**What is asked:**
Note each line that includes the word "Buat". Copy those lines.

**Dataset content:**
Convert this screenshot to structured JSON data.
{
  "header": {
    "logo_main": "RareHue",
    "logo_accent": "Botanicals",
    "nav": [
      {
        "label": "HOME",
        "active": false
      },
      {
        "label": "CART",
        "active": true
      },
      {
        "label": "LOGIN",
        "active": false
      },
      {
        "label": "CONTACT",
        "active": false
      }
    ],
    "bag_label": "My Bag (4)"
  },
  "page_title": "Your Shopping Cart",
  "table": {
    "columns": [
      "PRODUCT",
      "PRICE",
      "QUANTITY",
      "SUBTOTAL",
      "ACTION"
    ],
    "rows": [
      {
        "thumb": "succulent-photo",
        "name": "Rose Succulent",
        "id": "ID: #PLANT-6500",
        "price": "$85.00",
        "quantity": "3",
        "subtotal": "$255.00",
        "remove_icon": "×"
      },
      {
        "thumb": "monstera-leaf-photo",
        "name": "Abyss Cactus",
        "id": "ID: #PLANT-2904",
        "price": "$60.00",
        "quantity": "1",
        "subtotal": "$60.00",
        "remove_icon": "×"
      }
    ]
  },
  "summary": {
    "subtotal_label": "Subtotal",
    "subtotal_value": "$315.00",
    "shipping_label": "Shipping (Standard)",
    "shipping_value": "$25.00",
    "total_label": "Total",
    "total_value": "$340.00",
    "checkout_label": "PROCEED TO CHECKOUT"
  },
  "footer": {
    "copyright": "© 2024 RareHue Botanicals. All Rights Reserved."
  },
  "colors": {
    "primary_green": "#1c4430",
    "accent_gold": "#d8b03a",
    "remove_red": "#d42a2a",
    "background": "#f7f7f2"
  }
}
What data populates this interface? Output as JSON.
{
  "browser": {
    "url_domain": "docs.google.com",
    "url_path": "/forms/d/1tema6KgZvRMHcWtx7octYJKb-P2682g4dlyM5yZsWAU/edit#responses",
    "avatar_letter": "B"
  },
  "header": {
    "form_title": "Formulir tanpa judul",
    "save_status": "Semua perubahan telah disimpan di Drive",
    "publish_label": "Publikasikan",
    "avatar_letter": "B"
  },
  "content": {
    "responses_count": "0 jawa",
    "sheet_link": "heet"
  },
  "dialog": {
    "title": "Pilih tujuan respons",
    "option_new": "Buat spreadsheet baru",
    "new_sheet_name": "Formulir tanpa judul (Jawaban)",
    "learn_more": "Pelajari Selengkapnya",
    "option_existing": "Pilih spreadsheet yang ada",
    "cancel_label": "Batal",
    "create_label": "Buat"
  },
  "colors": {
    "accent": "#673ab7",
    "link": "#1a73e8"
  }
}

**The solution:**
    "option_new": "Buat spreadsheet baru",
    "create_label": "Buat"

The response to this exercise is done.